[Source records]
#####

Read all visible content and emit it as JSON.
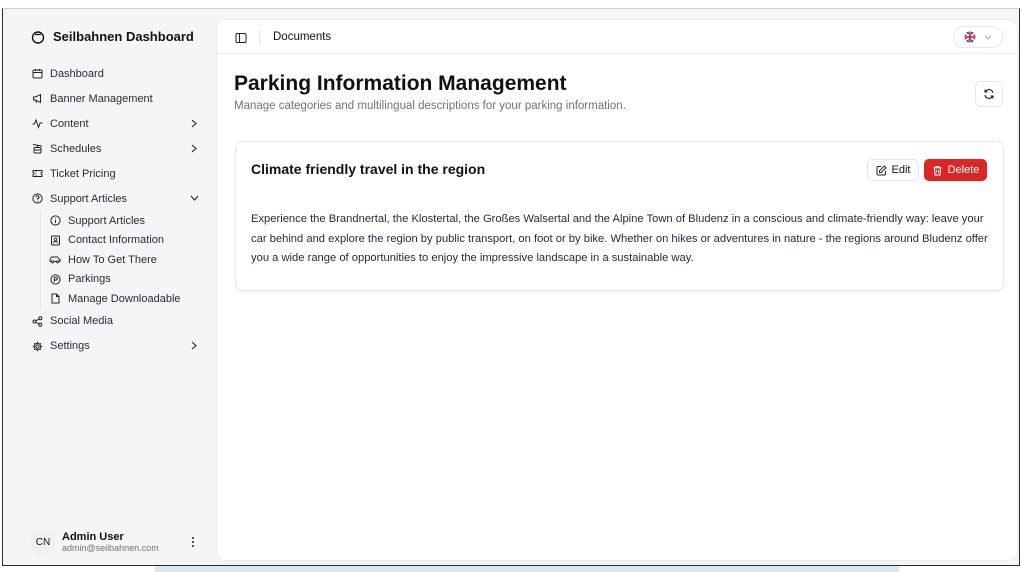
{
  "sidebar": {
    "brand": "Seilbahnen Dashboard",
    "items": [
      {
        "label": "Dashboard",
        "icon": "calendar-icon"
      },
      {
        "label": "Banner Management",
        "icon": "megaphone-icon"
      },
      {
        "label": "Content",
        "icon": "activity-icon"
      },
      {
        "label": "Schedules",
        "icon": "cable-car-icon"
      },
      {
        "label": "Ticket Pricing",
        "icon": "ticket-icon"
      },
      {
        "label": "Support Articles",
        "icon": "help-circle-icon"
      }
    ],
    "sub_items": [
      {
        "label": "Support Articles",
        "icon": "info-icon"
      },
      {
        "label": "Contact Information",
        "icon": "contact-icon"
      },
      {
        "label": "How To Get There",
        "icon": "car-icon"
      },
      {
        "label": "Parkings",
        "icon": "parking-icon"
      },
      {
        "label": "Manage Downloadable",
        "icon": "file-icon"
      }
    ],
    "bottom_items": [
      {
        "label": "Social Media",
        "icon": "share-icon"
      },
      {
        "label": "Settings",
        "icon": "settings-icon"
      }
    ]
  },
  "user": {
    "initials": "CN",
    "name": "Admin User",
    "email": "admin@seilbahnen.com"
  },
  "topbar": {
    "breadcrumb": "Documents"
  },
  "page": {
    "title": "Parking Information Management",
    "subtitle": "Manage categories and multilingual descriptions for your parking information."
  },
  "card": {
    "title": "Climate friendly travel in the region",
    "edit_label": "Edit",
    "delete_label": "Delete",
    "body": "Experience the Brandnertal, the Klostertal, the Großes Walsertal and the Alpine Town of Bludenz in a conscious and climate-friendly way: leave your car behind and explore the region by public transport, on foot or by bike. Whether on hikes or adventures in nature - the regions around Bludenz offer you a wide range of opportunities to enjoy the impressive landscape in a sustainable way."
  },
  "colors": {
    "delete": "#dc2626",
    "background": "#f5f5f6",
    "panel": "#ffffff"
  }
}
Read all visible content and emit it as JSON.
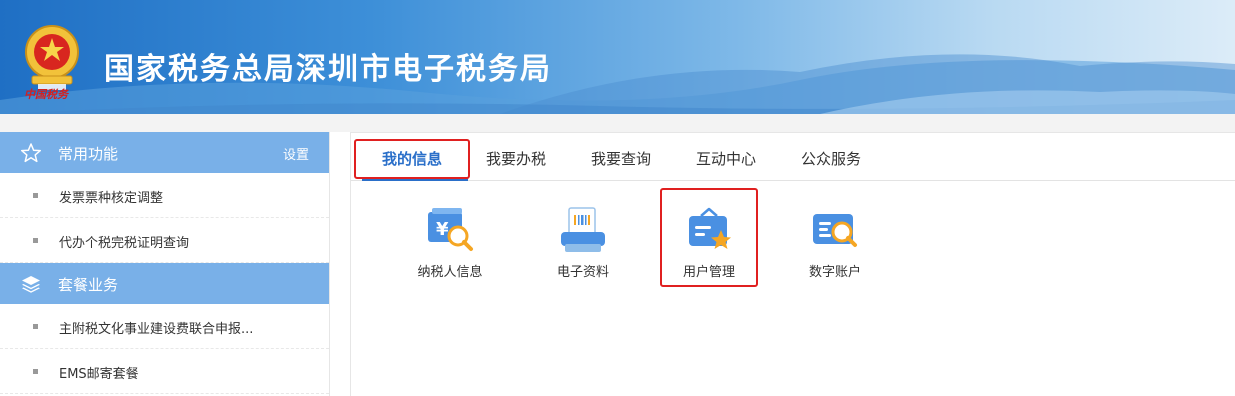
{
  "header": {
    "title": "国家税务总局深圳市电子税务局",
    "logo_caption": "中国税务",
    "logo_icon": "tax-emblem-icon",
    "colors": {
      "banner_dark": "#1f6fc4",
      "banner_light": "#dcecf8"
    }
  },
  "sidebar": {
    "sections": [
      {
        "title": "常用功能",
        "icon": "star-icon",
        "action": "设置",
        "items": [
          {
            "label": "发票票种核定调整"
          },
          {
            "label": "代办个税完税证明查询"
          }
        ]
      },
      {
        "title": "套餐业务",
        "icon": "layers-icon",
        "items": [
          {
            "label": "主附税文化事业建设费联合申报..."
          },
          {
            "label": "EMS邮寄套餐"
          }
        ]
      }
    ],
    "colors": {
      "section_header": "#79b0e8"
    }
  },
  "tabs": [
    {
      "label": "我的信息",
      "active": true
    },
    {
      "label": "我要办税"
    },
    {
      "label": "我要查询"
    },
    {
      "label": "互动中心"
    },
    {
      "label": "公众服务"
    }
  ],
  "apps": [
    {
      "label": "纳税人信息",
      "icon": "taxpayer-info-icon"
    },
    {
      "label": "电子资料",
      "icon": "electronic-data-icon"
    },
    {
      "label": "用户管理",
      "icon": "user-management-icon",
      "highlighted": true
    },
    {
      "label": "数字账户",
      "icon": "digital-account-icon"
    }
  ],
  "colors": {
    "accent": "#2a6fc9",
    "highlight": "#e02020"
  }
}
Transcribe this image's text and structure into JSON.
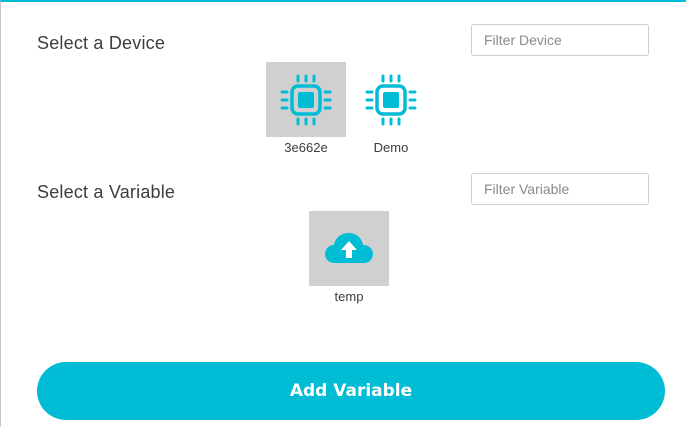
{
  "device_section": {
    "title": "Select a Device",
    "filter_placeholder": "Filter Device",
    "devices": [
      {
        "label": "3e662e",
        "selected": true,
        "icon": "chip-icon"
      },
      {
        "label": "Demo",
        "selected": false,
        "icon": "chip-icon"
      }
    ]
  },
  "variable_section": {
    "title": "Select a Variable",
    "filter_placeholder": "Filter Variable",
    "variables": [
      {
        "label": "temp",
        "selected": true,
        "icon": "cloud-upload-icon"
      }
    ]
  },
  "add_button": {
    "label": "Add Variable"
  },
  "colors": {
    "accent": "#00bcd4",
    "selected_tile": "#d0d0d0",
    "text": "#3d3d3d"
  }
}
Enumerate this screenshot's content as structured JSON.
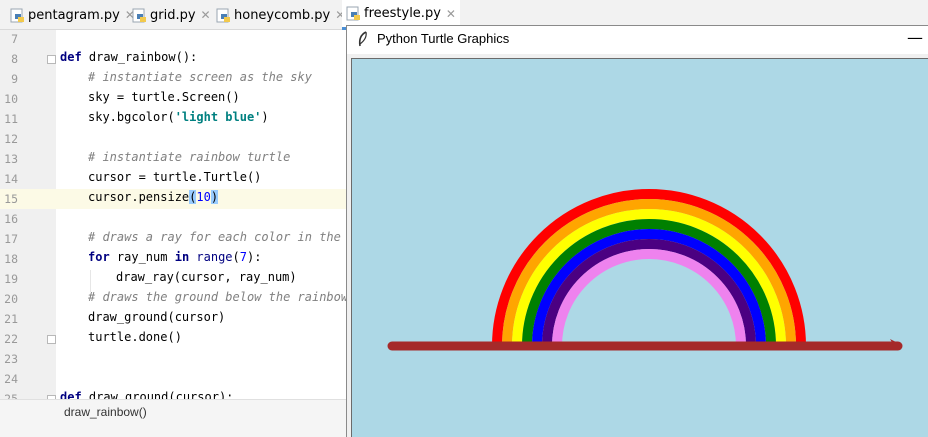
{
  "tabs": [
    {
      "label": "pentagram.py",
      "active": false
    },
    {
      "label": "grid.py",
      "active": false
    },
    {
      "label": "honeycomb.py",
      "active": false
    },
    {
      "label": "freestyle.py",
      "active": true
    }
  ],
  "editor": {
    "line_numbers": [
      "7",
      "8",
      "9",
      "10",
      "11",
      "12",
      "13",
      "14",
      "15",
      "16",
      "17",
      "18",
      "19",
      "20",
      "21",
      "22",
      "23",
      "24",
      "25"
    ],
    "lines": {
      "l8_def": "def",
      "l8_name": " draw_rainbow():",
      "l9": "# instantiate screen as the sky",
      "l10": "sky = turtle.Screen()",
      "l11_a": "sky.bgcolor(",
      "l11_str": "'light blue'",
      "l11_b": ")",
      "l13": "# instantiate rainbow turtle",
      "l14": "cursor = turtle.Turtle()",
      "l15_a": "cursor.pensize",
      "l15_p1": "(",
      "l15_num": "10",
      "l15_p2": ")",
      "l17": "# draws a ray for each color in the r",
      "l18_for": "for",
      "l18_mid": " ray_num ",
      "l18_in": "in",
      "l18_sp": " ",
      "l18_range": "range",
      "l18_open": "(",
      "l18_num": "7",
      "l18_close": "):",
      "l19": "draw_ray(cursor, ray_num)",
      "l20": "# draws the ground below the rainbow",
      "l21": "draw_ground(cursor)",
      "l22": "turtle.done()",
      "l25_def": "def",
      "l25_name": " draw_ground(cursor):"
    }
  },
  "breadcrumb": "draw_rainbow()",
  "turtle_window": {
    "title": "Python Turtle Graphics",
    "minimize": "—",
    "colors": {
      "sky": "#add8e6",
      "ground": "#a52a2a",
      "rays": [
        "#ff0000",
        "#ffa500",
        "#ffff00",
        "#008000",
        "#0000ff",
        "#4b0082",
        "#ee82ee"
      ]
    }
  }
}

#####

▶ [Set task] The material above must be printed exactly, with its pictures left out.

▶ [Exercise answer]
Read all visible content and emit it as JSON.
{
  "sidebar": {
    "brand": "Seilbahnen Dashboard",
    "items": [
      {
        "label": "Dashboard",
        "icon": "calendar-icon"
      },
      {
        "label": "Banner Management",
        "icon": "megaphone-icon"
      },
      {
        "label": "Content",
        "icon": "activity-icon"
      },
      {
        "label": "Schedules",
        "icon": "cable-car-icon"
      },
      {
        "label": "Ticket Pricing",
        "icon": "ticket-icon"
      },
      {
        "label": "Support Articles",
        "icon": "help-circle-icon"
      }
    ],
    "sub_items": [
      {
        "label": "Support Articles",
        "icon": "info-icon"
      },
      {
        "label": "Contact Information",
        "icon": "contact-icon"
      },
      {
        "label": "How To Get There",
        "icon": "car-icon"
      },
      {
        "label": "Parkings",
        "icon": "parking-icon"
      },
      {
        "label": "Manage Downloadable",
        "icon": "file-icon"
      }
    ],
    "bottom_items": [
      {
        "label": "Social Media",
        "icon": "share-icon"
      },
      {
        "label": "Settings",
        "icon": "settings-icon"
      }
    ]
  },
  "user": {
    "initials": "CN",
    "name": "Admin User",
    "email": "admin@seilbahnen.com"
  },
  "topbar": {
    "breadcrumb": "Documents"
  },
  "page": {
    "title": "Parking Information Management",
    "subtitle": "Manage categories and multilingual descriptions for your parking information."
  },
  "card": {
    "title": "Climate friendly travel in the region",
    "edit_label": "Edit",
    "delete_label": "Delete",
    "body": "Experience the Brandnertal, the Klostertal, the Großes Walsertal and the Alpine Town of Bludenz in a conscious and climate-friendly way: leave your car behind and explore the region by public transport, on foot or by bike. Whether on hikes or adventures in nature - the regions around Bludenz offer you a wide range of opportunities to enjoy the impressive landscape in a sustainable way."
  },
  "colors": {
    "delete": "#dc2626",
    "background": "#f5f5f6",
    "panel": "#ffffff"
  }
}
Read all visible content and emit it as JSON.
{
  "header": {
    "title": "国家税务总局深圳市电子税务局",
    "logo_caption": "中国税务",
    "logo_icon": "tax-emblem-icon",
    "colors": {
      "banner_dark": "#1f6fc4",
      "banner_light": "#dcecf8"
    }
  },
  "sidebar": {
    "sections": [
      {
        "title": "常用功能",
        "icon": "star-icon",
        "action": "设置",
        "items": [
          {
            "label": "发票票种核定调整"
          },
          {
            "label": "代办个税完税证明查询"
          }
        ]
      },
      {
        "title": "套餐业务",
        "icon": "layers-icon",
        "items": [
          {
            "label": "主附税文化事业建设费联合申报..."
          },
          {
            "label": "EMS邮寄套餐"
          }
        ]
      }
    ],
    "colors": {
      "section_header": "#79b0e8"
    }
  },
  "tabs": [
    {
      "label": "我的信息",
      "active": true
    },
    {
      "label": "我要办税"
    },
    {
      "label": "我要查询"
    },
    {
      "label": "互动中心"
    },
    {
      "label": "公众服务"
    }
  ],
  "apps": [
    {
      "label": "纳税人信息",
      "icon": "taxpayer-info-icon"
    },
    {
      "label": "电子资料",
      "icon": "electronic-data-icon"
    },
    {
      "label": "用户管理",
      "icon": "user-management-icon",
      "highlighted": true
    },
    {
      "label": "数字账户",
      "icon": "digital-account-icon"
    }
  ],
  "colors": {
    "accent": "#2a6fc9",
    "highlight": "#e02020"
  }
}
Transcribe this image's text and structure into JSON.
{
  "device_section": {
    "title": "Select a Device",
    "filter_placeholder": "Filter Device",
    "devices": [
      {
        "label": "3e662e",
        "selected": true,
        "icon": "chip-icon"
      },
      {
        "label": "Demo",
        "selected": false,
        "icon": "chip-icon"
      }
    ]
  },
  "variable_section": {
    "title": "Select a Variable",
    "filter_placeholder": "Filter Variable",
    "variables": [
      {
        "label": "temp",
        "selected": true,
        "icon": "cloud-upload-icon"
      }
    ]
  },
  "add_button": {
    "label": "Add Variable"
  },
  "colors": {
    "accent": "#00bcd4",
    "selected_tile": "#d0d0d0",
    "text": "#3d3d3d"
  }
}
Enumerate this screenshot's content as structured JSON.
{
  "tabs": [
    {
      "label": "pentagram.py",
      "active": false
    },
    {
      "label": "grid.py",
      "active": false
    },
    {
      "label": "honeycomb.py",
      "active": false
    },
    {
      "label": "freestyle.py",
      "active": true
    }
  ],
  "editor": {
    "line_numbers": [
      "7",
      "8",
      "9",
      "10",
      "11",
      "12",
      "13",
      "14",
      "15",
      "16",
      "17",
      "18",
      "19",
      "20",
      "21",
      "22",
      "23",
      "24",
      "25"
    ],
    "lines": {
      "l8_def": "def",
      "l8_name": " draw_rainbow():",
      "l9": "# instantiate screen as the sky",
      "l10": "sky = turtle.Screen()",
      "l11_a": "sky.bgcolor(",
      "l11_str": "'light blue'",
      "l11_b": ")",
      "l13": "# instantiate rainbow turtle",
      "l14": "cursor = turtle.Turtle()",
      "l15_a": "cursor.pensize",
      "l15_p1": "(",
      "l15_num": "10",
      "l15_p2": ")",
      "l17": "# draws a ray for each color in the r",
      "l18_for": "for",
      "l18_mid": " ray_num ",
      "l18_in": "in",
      "l18_sp": " ",
      "l18_range": "range",
      "l18_open": "(",
      "l18_num": "7",
      "l18_close": "):",
      "l19": "draw_ray(cursor, ray_num)",
      "l20": "# draws the ground below the rainbow",
      "l21": "draw_ground(cursor)",
      "l22": "turtle.done()",
      "l25_def": "def",
      "l25_name": " draw_ground(cursor):"
    }
  },
  "breadcrumb": "draw_rainbow()",
  "turtle_window": {
    "title": "Python Turtle Graphics",
    "minimize": "—",
    "colors": {
      "sky": "#add8e6",
      "ground": "#a52a2a",
      "rays": [
        "#ff0000",
        "#ffa500",
        "#ffff00",
        "#008000",
        "#0000ff",
        "#4b0082",
        "#ee82ee"
      ]
    }
  }
}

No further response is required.